> _Brief_
Records follow. Select each line holding "that".

> _Stored data_
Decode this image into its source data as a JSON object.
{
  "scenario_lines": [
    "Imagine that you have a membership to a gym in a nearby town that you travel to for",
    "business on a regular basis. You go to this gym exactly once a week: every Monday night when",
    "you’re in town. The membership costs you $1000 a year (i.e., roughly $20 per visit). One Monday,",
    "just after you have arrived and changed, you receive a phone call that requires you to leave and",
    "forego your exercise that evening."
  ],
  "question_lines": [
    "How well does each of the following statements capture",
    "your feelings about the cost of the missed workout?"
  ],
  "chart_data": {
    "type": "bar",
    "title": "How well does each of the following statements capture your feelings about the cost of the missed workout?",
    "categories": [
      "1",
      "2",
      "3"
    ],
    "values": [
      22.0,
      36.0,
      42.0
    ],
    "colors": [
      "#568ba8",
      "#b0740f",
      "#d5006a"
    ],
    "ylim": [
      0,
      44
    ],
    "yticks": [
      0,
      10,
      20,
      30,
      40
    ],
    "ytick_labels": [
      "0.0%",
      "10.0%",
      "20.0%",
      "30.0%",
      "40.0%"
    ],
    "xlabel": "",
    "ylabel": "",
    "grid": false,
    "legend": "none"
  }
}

* * *

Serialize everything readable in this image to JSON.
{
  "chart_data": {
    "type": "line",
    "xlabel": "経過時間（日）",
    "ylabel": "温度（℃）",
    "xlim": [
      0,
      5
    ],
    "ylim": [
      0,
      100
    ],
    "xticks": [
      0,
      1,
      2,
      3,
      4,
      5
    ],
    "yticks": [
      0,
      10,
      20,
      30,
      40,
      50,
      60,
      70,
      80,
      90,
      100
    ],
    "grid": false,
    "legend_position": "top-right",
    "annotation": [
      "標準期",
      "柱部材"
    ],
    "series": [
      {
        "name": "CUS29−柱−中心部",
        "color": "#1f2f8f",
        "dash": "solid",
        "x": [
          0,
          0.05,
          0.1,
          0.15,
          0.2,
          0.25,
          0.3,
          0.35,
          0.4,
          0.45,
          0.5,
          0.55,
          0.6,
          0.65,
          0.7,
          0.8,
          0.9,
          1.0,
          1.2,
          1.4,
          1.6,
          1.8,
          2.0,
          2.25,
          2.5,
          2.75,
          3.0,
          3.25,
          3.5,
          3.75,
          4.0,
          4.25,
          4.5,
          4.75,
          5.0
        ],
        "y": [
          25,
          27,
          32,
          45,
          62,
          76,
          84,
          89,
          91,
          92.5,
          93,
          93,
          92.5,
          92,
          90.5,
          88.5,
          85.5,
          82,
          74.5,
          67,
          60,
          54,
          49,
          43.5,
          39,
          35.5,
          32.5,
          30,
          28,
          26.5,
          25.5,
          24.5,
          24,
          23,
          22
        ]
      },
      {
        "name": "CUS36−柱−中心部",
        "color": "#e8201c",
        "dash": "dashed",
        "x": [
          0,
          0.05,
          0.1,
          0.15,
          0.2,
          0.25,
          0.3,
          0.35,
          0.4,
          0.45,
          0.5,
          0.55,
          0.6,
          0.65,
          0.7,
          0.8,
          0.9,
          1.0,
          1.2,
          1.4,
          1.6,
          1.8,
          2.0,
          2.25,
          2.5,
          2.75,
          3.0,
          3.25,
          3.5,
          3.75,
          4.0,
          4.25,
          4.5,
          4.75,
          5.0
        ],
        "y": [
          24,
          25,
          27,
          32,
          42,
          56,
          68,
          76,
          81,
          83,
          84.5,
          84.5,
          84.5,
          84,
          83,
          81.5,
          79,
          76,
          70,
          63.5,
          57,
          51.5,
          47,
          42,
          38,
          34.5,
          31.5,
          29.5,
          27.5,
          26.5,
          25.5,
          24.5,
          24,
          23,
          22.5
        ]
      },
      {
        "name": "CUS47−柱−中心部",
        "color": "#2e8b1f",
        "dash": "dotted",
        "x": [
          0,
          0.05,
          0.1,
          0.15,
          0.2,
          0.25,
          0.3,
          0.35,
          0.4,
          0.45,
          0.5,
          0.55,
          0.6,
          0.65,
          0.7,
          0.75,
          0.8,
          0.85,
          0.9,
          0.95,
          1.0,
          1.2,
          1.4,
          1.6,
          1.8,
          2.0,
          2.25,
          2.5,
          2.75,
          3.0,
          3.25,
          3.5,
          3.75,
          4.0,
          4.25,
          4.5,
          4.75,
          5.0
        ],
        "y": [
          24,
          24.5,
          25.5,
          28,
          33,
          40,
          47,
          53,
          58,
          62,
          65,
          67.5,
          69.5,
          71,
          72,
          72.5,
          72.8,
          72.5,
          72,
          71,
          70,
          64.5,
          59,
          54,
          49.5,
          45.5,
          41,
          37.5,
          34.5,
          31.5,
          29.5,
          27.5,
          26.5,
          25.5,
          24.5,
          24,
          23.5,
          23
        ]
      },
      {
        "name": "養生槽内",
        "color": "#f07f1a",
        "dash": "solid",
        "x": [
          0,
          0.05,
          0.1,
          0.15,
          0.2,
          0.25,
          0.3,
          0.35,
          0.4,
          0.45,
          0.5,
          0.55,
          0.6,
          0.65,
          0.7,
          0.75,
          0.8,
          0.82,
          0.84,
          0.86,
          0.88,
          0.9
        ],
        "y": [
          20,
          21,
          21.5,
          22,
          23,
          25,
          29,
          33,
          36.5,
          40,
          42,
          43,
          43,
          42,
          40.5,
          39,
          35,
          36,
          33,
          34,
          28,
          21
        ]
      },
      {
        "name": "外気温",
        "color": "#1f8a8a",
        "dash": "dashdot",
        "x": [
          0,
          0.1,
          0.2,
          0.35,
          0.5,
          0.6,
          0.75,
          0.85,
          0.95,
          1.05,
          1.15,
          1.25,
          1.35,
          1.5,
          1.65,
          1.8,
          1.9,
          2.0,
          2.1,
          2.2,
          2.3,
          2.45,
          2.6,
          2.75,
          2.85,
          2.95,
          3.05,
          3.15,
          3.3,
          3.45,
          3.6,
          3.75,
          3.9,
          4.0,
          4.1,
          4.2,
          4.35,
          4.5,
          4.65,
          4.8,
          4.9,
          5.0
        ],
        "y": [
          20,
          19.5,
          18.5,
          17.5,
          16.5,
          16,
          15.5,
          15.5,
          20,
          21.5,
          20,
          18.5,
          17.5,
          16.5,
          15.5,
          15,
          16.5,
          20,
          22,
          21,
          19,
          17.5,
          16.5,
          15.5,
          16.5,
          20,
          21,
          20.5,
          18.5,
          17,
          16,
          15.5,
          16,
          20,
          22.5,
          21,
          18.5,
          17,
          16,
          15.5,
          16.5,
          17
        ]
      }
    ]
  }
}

> _Task output_
    "Imagine that you have a membership to a gym in a nearby town that you travel to for",
    "just after you have arrived and changed, you receive a phone call that requires you to leave and",
    "forego your exercise that evening."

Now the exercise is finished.